[Begin EXCERPTED DATA]

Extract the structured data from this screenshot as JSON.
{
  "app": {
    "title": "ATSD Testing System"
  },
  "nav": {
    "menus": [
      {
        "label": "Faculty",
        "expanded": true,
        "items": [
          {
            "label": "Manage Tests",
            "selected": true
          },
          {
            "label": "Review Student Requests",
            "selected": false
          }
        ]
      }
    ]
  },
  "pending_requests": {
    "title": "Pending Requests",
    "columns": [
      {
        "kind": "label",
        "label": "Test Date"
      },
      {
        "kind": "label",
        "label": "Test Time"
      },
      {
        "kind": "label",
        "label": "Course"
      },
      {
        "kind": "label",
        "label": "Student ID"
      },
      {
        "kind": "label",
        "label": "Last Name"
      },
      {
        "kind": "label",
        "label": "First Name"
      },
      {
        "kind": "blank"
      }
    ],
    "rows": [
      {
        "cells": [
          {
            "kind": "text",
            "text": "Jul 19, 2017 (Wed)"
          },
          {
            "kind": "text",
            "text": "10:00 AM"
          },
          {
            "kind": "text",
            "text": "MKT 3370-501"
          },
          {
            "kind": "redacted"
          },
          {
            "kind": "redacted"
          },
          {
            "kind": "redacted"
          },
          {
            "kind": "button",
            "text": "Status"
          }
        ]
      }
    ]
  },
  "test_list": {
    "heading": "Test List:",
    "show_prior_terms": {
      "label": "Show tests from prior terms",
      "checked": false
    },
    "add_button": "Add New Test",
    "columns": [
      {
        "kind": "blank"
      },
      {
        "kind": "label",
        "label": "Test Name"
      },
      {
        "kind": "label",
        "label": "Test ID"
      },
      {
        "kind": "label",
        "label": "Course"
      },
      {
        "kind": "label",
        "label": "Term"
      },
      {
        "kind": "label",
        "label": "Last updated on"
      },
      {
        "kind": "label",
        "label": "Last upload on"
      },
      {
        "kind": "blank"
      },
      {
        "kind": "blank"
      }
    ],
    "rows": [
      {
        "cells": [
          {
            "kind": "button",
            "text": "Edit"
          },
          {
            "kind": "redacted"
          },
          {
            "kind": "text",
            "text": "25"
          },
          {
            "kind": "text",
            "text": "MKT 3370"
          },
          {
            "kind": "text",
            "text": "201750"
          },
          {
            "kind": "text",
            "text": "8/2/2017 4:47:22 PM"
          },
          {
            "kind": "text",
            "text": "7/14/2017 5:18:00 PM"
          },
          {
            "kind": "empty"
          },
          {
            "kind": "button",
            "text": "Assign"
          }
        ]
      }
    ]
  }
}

[End EXCERPTED DATA]
[Begin EXCERPTED DATA]

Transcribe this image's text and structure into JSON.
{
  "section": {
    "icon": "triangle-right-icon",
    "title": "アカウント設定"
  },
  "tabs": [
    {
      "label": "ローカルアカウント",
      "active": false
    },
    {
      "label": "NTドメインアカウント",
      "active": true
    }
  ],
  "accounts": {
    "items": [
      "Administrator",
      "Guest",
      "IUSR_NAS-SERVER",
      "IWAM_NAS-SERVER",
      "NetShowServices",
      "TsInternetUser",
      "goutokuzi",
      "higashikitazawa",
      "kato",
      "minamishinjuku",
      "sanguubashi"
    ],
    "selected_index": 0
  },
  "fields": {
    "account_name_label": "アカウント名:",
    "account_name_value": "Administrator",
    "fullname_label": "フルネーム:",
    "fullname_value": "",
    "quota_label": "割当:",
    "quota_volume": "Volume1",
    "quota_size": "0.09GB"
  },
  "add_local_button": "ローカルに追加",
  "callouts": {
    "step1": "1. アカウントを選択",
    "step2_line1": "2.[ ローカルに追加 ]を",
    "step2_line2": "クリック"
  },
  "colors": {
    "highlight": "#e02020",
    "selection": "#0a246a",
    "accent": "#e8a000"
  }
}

[End EXCERPTED DATA]
[Begin EXCERPTED DATA]

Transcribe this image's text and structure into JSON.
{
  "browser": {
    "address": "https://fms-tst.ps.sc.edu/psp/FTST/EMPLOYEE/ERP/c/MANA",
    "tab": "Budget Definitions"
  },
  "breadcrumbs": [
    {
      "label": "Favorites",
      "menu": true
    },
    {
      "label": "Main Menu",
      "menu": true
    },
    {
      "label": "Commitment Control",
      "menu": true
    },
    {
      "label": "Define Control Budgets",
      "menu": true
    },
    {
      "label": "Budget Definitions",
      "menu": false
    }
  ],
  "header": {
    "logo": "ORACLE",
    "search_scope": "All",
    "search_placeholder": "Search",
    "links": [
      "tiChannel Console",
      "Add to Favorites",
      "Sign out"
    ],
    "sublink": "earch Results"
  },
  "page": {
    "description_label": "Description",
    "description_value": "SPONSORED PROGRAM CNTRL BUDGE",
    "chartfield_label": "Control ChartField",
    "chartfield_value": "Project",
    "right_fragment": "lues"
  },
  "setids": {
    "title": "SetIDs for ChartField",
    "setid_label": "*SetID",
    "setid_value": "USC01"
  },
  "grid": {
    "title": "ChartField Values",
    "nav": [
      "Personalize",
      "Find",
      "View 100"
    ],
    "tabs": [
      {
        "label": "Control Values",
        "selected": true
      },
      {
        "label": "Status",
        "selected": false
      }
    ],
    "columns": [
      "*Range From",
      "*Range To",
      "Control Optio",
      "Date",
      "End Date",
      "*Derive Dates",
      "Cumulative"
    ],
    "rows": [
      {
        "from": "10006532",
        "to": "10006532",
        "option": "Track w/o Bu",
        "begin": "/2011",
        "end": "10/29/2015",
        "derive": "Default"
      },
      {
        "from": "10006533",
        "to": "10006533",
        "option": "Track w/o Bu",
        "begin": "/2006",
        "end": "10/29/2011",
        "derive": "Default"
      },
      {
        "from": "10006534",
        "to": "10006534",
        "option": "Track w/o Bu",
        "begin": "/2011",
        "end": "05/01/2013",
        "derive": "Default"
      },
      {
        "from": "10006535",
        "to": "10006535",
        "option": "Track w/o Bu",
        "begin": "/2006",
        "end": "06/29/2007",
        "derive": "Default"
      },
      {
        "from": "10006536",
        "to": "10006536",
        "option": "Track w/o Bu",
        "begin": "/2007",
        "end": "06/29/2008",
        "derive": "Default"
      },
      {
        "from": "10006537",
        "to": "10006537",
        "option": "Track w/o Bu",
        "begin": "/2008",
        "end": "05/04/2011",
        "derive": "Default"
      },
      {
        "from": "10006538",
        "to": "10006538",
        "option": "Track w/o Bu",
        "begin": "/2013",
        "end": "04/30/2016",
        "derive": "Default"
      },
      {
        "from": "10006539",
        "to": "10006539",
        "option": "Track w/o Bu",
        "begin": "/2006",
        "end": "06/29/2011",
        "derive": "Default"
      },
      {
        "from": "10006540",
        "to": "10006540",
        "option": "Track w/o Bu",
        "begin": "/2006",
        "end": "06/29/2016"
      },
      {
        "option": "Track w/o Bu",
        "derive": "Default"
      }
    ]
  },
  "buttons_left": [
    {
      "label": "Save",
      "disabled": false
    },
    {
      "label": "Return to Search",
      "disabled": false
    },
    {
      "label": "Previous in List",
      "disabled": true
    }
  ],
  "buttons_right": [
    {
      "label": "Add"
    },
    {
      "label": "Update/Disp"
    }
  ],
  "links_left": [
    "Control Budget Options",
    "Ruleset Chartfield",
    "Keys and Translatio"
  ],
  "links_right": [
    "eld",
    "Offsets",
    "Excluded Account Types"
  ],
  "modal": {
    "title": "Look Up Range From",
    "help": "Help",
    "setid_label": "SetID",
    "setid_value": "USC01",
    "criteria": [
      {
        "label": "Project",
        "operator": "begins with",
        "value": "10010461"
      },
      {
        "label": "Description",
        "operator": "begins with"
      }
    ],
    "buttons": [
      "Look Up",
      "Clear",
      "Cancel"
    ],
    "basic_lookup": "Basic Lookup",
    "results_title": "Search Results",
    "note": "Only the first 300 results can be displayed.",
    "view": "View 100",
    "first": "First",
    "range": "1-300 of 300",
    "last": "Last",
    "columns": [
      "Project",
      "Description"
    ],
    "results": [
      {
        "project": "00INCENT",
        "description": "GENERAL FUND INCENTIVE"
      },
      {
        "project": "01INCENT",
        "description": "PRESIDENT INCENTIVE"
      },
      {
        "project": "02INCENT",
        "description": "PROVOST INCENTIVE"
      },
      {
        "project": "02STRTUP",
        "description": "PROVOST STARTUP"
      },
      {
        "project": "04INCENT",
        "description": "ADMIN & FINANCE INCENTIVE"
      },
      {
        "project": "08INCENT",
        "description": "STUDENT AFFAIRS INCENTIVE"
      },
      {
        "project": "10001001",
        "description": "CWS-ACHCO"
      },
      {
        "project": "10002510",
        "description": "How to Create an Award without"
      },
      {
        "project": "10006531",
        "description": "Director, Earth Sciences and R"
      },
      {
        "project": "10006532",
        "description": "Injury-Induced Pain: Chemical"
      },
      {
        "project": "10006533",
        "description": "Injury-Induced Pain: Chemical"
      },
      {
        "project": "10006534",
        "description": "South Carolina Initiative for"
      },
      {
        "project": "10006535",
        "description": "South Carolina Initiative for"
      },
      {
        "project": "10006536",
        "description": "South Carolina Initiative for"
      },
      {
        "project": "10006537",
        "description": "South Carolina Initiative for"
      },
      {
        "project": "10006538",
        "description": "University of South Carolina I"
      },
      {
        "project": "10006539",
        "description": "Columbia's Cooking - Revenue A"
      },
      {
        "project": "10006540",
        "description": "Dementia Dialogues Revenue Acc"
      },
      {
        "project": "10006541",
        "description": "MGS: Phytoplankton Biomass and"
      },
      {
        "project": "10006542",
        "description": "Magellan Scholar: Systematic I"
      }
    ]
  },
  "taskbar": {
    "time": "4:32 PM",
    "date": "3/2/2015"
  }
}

[End EXCERPTED DATA]

WORK TO BE COMPLETED: Whenever "Definitions" turns up in a line, pick that line out.

RESULT:
    "tab": "Budget Definitions"
      "label": "Budget Definitions",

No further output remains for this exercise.